GM CEO Henderson sees Opel signing by early October

GM CEO Henderson sees Opel signing by early October

FRANKFURT (Reuters) — General Motors Co. CEO Fritz Henderson expects that a deal to sell a majority in Opel to a Russian-backed consortium around Magna International Inc. can be signed by the beginning of next month.
“We’re trying to get all things done by early October,” he told reporters at the Frankfurt auto show on Wednesday.

Speaking about GM‘s domestic business, Henderson said GM expected to achieve its break-even point for the U.S. market next year and added that September retail sales would be “very weak” for GM and the overall industry now that the government’s “Cash for Clunkers” scheme had expired.

Henderson said there were four minor issues still to be resolved with Magna on the Opel deal, such as how to implement joint purchasing, but these were easy enough for him to be highly confident a sale could close by the end of this year.

“Please don’t misread me in saying we have disagreements — it’s just that the work was prioritized into four major items that are the highest complexity,” he said.

GM photo

“Those are now completed and could be signed today. We just have some work to go on the smaller agreements before all eight can be done.”

Unforeseen delays possible

GM plans to conclude the sale by the end of November, but Henderson said he would not rule out the time plan could slip by as much as a month for unforeseen reasons.

Henderson rejected speculation that GM might still be examining alternatives to a Magna deal. GM‘s chief negotiator on the Opel sale, John Smith, had criticized that offer versus a rival bid from financial investor RHJ International.

“We want this deal to close. We want Opel to succeed — period,” the GM CEO said, adding there were no attempts by GM to wriggle a clause into the deal to buy Opel back in the future.

“There is no call option. There is no put option. So they can’t force us to buy and we can’t force them to sell. But if they want to sell, we have the right to make an offer,” he said.

While state-owned Russian lender Sberbank could not sell its 27.5 percent stake in Opel to just anyone, he was not concerned over a potential sale to Russian carmaker GAZ.

“We’re OK with that. We’ve been OK with that. So if they were to do it tomorrow there would be no problem,” he said.

-- Layout element annotations --

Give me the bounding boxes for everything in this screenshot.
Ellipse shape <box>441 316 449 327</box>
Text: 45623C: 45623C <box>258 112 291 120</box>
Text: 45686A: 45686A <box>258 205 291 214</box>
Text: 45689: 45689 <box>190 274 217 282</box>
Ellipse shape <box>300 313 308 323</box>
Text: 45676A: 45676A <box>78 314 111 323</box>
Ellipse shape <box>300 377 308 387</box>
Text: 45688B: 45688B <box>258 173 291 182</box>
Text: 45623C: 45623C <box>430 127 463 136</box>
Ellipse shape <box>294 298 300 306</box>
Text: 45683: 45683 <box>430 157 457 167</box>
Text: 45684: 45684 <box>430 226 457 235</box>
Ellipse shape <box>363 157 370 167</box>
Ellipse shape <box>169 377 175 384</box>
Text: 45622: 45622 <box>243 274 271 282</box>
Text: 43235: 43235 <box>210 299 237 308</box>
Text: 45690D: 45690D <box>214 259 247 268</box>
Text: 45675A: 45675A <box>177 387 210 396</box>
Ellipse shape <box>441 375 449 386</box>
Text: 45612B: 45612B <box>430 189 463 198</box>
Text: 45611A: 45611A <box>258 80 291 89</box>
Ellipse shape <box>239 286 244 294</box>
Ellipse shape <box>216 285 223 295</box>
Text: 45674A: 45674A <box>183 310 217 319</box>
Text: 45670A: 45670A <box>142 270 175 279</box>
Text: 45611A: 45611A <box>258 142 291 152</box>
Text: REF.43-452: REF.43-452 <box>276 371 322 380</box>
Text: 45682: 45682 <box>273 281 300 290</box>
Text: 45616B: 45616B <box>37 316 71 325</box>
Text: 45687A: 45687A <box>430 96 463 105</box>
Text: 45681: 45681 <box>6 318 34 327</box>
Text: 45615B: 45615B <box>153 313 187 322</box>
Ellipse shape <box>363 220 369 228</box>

-- WRITTEN TASK 1 --
Please state the size of the stake in Opel that Sberbank holds, according to the Opel sale article.
-- WRITTEN TASK 2 --
Extend the Opel sale article, starting right after its final sentence.

-- EXERCISE RESPONSE 1 --
27.5 percent

-- EXERCISE RESPONSE 2 --
GAZ, which almost formed a joint venture in Russia with GM and Magna over a year ago, has access to GM’s intellectual property under the deal and might end up building Opels in Nizhni Novgorod along with Opel‘s main plant in St. Petersburg.

“It would not likely be done by GAZ, but it could be done,” Henderson said, adding that he liked the idea of GM jointly producing with GAZ as previously planned with the joint venture.

Opel photo

Bochum vs. Antwerp

Henderson said Magna’s restructuring plans for Opel, which include 10,500 job cuts in Europe, were “sufficient,” and that Opel‘s losses would narrow a lot in 2010 versus this year.

“By 2011, we should be able to see the business get into a profitable position. That was what our plan was that was submitted to the (German) government,” he said. “It depends on volumes and many other things but if we execute that business plan together, the business should be able to achieve that.”

He said Opel‘s Belgian plant in Antwerp and its some 2,400 blue-collar workers could face closure under the Magna deal.

“That plant has been under evaluation for some time; no final decision has been taken. But it’s certainly at risk,” he said, adding that he was not looking to build any crossovers on GM‘s Gamma subcompact platform in Antwerp. Efficiency metrics like the cost per vehicle did not show that Antwerp was better than Bochum, a German site that would remain open under the deal, Henderson said. The EU could object to the Magna deal were this true.